Type out every line below exactly as it reads.
>> start ENTRIES PROVIDED
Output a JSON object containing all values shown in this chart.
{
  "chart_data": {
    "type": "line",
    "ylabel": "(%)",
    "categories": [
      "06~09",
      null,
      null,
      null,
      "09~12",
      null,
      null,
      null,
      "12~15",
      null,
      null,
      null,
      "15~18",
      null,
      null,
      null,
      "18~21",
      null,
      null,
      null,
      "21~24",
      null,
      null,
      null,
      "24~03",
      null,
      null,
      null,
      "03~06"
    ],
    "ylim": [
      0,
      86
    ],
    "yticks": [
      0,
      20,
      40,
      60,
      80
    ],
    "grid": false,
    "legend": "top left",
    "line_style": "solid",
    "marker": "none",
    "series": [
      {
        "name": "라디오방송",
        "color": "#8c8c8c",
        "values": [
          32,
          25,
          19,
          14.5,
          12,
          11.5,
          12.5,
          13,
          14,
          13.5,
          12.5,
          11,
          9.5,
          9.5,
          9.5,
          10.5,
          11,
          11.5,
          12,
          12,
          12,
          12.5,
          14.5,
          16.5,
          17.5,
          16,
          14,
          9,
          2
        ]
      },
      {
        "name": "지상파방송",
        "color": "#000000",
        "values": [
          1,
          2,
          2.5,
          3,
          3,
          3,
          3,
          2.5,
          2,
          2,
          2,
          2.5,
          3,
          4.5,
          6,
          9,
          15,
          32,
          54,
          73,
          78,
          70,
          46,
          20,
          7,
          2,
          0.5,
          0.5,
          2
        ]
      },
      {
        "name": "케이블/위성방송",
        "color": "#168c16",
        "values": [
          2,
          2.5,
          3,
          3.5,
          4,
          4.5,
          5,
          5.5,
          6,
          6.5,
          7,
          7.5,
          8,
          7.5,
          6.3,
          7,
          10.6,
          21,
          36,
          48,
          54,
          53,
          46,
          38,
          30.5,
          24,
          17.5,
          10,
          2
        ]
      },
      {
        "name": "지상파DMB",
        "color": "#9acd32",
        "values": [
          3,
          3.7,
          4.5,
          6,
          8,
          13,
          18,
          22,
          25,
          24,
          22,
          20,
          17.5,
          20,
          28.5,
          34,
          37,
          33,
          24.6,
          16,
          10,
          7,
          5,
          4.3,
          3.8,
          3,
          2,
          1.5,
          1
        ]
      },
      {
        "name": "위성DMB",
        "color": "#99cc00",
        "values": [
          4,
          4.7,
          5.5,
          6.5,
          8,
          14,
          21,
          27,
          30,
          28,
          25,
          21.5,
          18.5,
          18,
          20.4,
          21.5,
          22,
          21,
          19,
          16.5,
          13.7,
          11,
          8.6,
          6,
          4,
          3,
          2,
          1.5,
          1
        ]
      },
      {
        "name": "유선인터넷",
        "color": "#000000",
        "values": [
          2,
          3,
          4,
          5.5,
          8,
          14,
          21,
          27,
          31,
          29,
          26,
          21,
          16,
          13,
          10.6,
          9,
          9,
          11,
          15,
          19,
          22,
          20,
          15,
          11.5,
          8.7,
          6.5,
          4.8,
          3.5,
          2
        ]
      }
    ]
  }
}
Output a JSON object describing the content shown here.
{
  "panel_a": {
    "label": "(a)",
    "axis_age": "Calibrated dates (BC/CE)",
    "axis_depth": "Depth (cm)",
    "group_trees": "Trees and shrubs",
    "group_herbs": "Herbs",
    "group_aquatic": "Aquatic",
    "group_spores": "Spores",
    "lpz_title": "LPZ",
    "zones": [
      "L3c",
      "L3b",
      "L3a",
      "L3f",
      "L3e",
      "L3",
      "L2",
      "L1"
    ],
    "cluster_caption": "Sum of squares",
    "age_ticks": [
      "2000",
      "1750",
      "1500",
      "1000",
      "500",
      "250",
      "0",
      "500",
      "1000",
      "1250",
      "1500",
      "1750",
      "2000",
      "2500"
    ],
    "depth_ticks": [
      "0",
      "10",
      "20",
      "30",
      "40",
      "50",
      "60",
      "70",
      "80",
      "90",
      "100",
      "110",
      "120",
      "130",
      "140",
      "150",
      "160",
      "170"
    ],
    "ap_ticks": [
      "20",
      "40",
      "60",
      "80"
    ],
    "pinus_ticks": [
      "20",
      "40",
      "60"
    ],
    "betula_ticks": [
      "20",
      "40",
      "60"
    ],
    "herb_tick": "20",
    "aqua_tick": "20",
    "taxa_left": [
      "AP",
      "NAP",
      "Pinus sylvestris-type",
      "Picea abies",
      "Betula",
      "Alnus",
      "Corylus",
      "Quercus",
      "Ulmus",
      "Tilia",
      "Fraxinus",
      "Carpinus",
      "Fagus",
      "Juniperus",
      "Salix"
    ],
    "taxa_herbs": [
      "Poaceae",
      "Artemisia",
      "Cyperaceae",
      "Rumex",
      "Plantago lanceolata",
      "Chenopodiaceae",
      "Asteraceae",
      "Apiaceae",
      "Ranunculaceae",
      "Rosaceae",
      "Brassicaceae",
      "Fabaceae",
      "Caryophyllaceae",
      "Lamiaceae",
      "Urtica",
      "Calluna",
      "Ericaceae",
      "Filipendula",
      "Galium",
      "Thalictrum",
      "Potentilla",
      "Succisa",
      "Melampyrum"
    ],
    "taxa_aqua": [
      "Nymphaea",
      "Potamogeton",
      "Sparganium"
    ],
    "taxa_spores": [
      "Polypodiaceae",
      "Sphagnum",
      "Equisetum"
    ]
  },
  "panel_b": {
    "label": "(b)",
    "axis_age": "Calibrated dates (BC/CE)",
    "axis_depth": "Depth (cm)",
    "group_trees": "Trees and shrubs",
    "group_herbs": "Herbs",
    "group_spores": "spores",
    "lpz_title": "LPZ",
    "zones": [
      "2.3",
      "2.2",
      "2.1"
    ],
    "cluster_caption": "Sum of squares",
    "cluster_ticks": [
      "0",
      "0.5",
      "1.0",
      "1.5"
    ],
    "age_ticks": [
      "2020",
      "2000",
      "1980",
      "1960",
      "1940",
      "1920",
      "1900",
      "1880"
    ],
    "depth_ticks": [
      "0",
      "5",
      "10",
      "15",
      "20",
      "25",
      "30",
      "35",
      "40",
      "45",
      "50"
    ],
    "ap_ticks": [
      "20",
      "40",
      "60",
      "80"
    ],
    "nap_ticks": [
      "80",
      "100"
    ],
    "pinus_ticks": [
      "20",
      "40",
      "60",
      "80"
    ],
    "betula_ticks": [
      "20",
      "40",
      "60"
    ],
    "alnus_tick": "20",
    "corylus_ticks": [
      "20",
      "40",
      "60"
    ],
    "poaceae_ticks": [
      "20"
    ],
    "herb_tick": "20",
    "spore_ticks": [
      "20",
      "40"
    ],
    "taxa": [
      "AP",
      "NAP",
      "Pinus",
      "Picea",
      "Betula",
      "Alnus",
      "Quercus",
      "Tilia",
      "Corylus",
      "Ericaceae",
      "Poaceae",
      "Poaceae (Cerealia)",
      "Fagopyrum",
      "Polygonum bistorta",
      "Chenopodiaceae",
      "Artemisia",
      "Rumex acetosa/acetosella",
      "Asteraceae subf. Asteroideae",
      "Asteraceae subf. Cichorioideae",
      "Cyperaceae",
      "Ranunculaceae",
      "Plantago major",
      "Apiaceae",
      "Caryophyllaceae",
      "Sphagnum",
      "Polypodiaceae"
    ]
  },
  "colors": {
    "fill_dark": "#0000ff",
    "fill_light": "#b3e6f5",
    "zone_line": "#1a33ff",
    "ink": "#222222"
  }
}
>> end ENTRIES PROVIDED
> **OUTPUT**
Output a JSON object containing all values shown in this chart.
{
  "chart_data": {
    "type": "line",
    "ylabel": "(%)",
    "categories": [
      "06~09",
      null,
      null,
      null,
      "09~12",
      null,
      null,
      null,
      "12~15",
      null,
      null,
      null,
      "15~18",
      null,
      null,
      null,
      "18~21",
      null,
      null,
      null,
      "21~24",
      null,
      null,
      null,
      "24~03",
      null,
      null,
      null,
      "03~06"
    ],
    "ylim": [
      0,
      86
    ],
    "yticks": [
      0,
      20,
      40,
      60,
      80
    ],
    "grid": false,
    "legend": "top left",
    "line_style": "solid",
    "marker": "none",
    "series": [
      {
        "name": "라디오방송",
        "color": "#8c8c8c",
        "values": [
          32,
          25,
          19,
          14.5,
          12,
          11.5,
          12.5,
          13,
          14,
          13.5,
          12.5,
          11,
          9.5,
          9.5,
          9.5,
          10.5,
          11,
          11.5,
          12,
          12,
          12,
          12.5,
          14.5,
          16.5,
          17.5,
          16,
          14,
          9,
          2
        ]
      },
      {
        "name": "지상파방송",
        "color": "#000000",
        "values": [
          1,
          2,
          2.5,
          3,
          3,
          3,
          3,
          2.5,
          2,
          2,
          2,
          2.5,
          3,
          4.5,
          6,
          9,
          15,
          32,
          54,
          73,
          78,
          70,
          46,
          20,
          7,
          2,
          0.5,
          0.5,
          2
        ]
      },
      {
        "name": "케이블/위성방송",
        "color": "#168c16",
        "values": [
          2,
          2.5,
          3,
          3.5,
          4,
          4.5,
          5,
          5.5,
          6,
          6.5,
          7,
          7.5,
          8,
          7.5,
          6.3,
          7,
          10.6,
          21,
          36,
          48,
          54,
          53,
          46,
          38,
          30.5,
          24,
          17.5,
          10,
          2
        ]
      },
      {
        "name": "지상파DMB",
        "color": "#9acd32",
        "values": [
          3,
          3.7,
          4.5,
          6,
          8,
          13,
          18,
          22,
          25,
          24,
          22,
          20,
          17.5,
          20,
          28.5,
          34,
          37,
          33,
          24.6,
          16,
          10,
          7,
          5,
          4.3,
          3.8,
          3,
          2,
          1.5,
          1
        ]
      },
      {
        "name": "위성DMB",
        "color": "#99cc00",
        "values": [
          4,
          4.7,
          5.5,
          6.5,
          8,
          14,
          21,
          27,
          30,
          28,
          25,
          21.5,
          18.5,
          18,
          20.4,
          21.5,
          22,
          21,
          19,
          16.5,
          13.7,
          11,
          8.6,
          6,
          4,
          3,
          2,
          1.5,
          1
        ]
      },
      {
        "name": "유선인터넷",
        "color": "#000000",
        "values": [
          2,
          3,
          4,
          5.5,
          8,
          14,
          21,
          27,
          31,
          29,
          26,
          21,
          16,
          13,
          10.6,
          9,
          9,
          11,
          15,
          19,
          22,
          20,
          15,
          11.5,
          8.7,
          6.5,
          4.8,
          3.5,
          2
        ]
      }
    ]
  }
}
Output a JSON object describing the content shown here.
{
  "panel_a": {
    "label": "(a)",
    "axis_age": "Calibrated dates (BC/CE)",
    "axis_depth": "Depth (cm)",
    "group_trees": "Trees and shrubs",
    "group_herbs": "Herbs",
    "group_aquatic": "Aquatic",
    "group_spores": "Spores",
    "lpz_title": "LPZ",
    "zones": [
      "L3c",
      "L3b",
      "L3a",
      "L3f",
      "L3e",
      "L3",
      "L2",
      "L1"
    ],
    "cluster_caption": "Sum of squares",
    "age_ticks": [
      "2000",
      "1750",
      "1500",
      "1000",
      "500",
      "250",
      "0",
      "500",
      "1000",
      "1250",
      "1500",
      "1750",
      "2000",
      "2500"
    ],
    "depth_ticks": [
      "0",
      "10",
      "20",
      "30",
      "40",
      "50",
      "60",
      "70",
      "80",
      "90",
      "100",
      "110",
      "120",
      "130",
      "140",
      "150",
      "160",
      "170"
    ],
    "ap_ticks": [
      "20",
      "40",
      "60",
      "80"
    ],
    "pinus_ticks": [
      "20",
      "40",
      "60"
    ],
    "betula_ticks": [
      "20",
      "40",
      "60"
    ],
    "herb_tick": "20",
    "aqua_tick": "20",
    "taxa_left": [
      "AP",
      "NAP",
      "Pinus sylvestris-type",
      "Picea abies",
      "Betula",
      "Alnus",
      "Corylus",
      "Quercus",
      "Ulmus",
      "Tilia",
      "Fraxinus",
      "Carpinus",
      "Fagus",
      "Juniperus",
      "Salix"
    ],
    "taxa_herbs": [
      "Poaceae",
      "Artemisia",
      "Cyperaceae",
      "Rumex",
      "Plantago lanceolata",
      "Chenopodiaceae",
      "Asteraceae",
      "Apiaceae",
      "Ranunculaceae",
      "Rosaceae",
      "Brassicaceae",
      "Fabaceae",
      "Caryophyllaceae",
      "Lamiaceae",
      "Urtica",
      "Calluna",
      "Ericaceae",
      "Filipendula",
      "Galium",
      "Thalictrum",
      "Potentilla",
      "Succisa",
      "Melampyrum"
    ],
    "taxa_aqua": [
      "Nymphaea",
      "Potamogeton",
      "Sparganium"
    ],
    "taxa_spores": [
      "Polypodiaceae",
      "Sphagnum",
      "Equisetum"
    ]
  },
  "panel_b": {
    "label": "(b)",
    "axis_age": "Calibrated dates (BC/CE)",
    "axis_depth": "Depth (cm)",
    "group_trees": "Trees and shrubs",
    "group_herbs": "Herbs",
    "group_spores": "spores",
    "lpz_title": "LPZ",
    "zones": [
      "2.3",
      "2.2",
      "2.1"
    ],
    "cluster_caption": "Sum of squares",
    "cluster_ticks": [
      "0",
      "0.5",
      "1.0",
      "1.5"
    ],
    "age_ticks": [
      "2020",
      "2000",
      "1980",
      "1960",
      "1940",
      "1920",
      "1900",
      "1880"
    ],
    "depth_ticks": [
      "0",
      "5",
      "10",
      "15",
      "20",
      "25",
      "30",
      "35",
      "40",
      "45",
      "50"
    ],
    "ap_ticks": [
      "20",
      "40",
      "60",
      "80"
    ],
    "nap_ticks": [
      "80",
      "100"
    ],
    "pinus_ticks": [
      "20",
      "40",
      "60",
      "80"
    ],
    "betula_ticks": [
      "20",
      "40",
      "60"
    ],
    "alnus_tick": "20",
    "corylus_ticks": [
      "20",
      "40",
      "60"
    ],
    "poaceae_ticks": [
      "20"
    ],
    "herb_tick": "20",
    "spore_ticks": [
      "20",
      "40"
    ],
    "taxa": [
      "AP",
      "NAP",
      "Pinus",
      "Picea",
      "Betula",
      "Alnus",
      "Quercus",
      "Tilia",
      "Corylus",
      "Ericaceae",
      "Poaceae",
      "Poaceae (Cerealia)",
      "Fagopyrum",
      "Polygonum bistorta",
      "Chenopodiaceae",
      "Artemisia",
      "Rumex acetosa/acetosella",
      "Asteraceae subf. Asteroideae",
      "Asteraceae subf. Cichorioideae",
      "Cyperaceae",
      "Ranunculaceae",
      "Plantago major",
      "Apiaceae",
      "Caryophyllaceae",
      "Sphagnum",
      "Polypodiaceae"
    ]
  },
  "colors": {
    "fill_dark": "#0000ff",
    "fill_light": "#b3e6f5",
    "zone_line": "#1a33ff",
    "ink": "#222222"
  }
}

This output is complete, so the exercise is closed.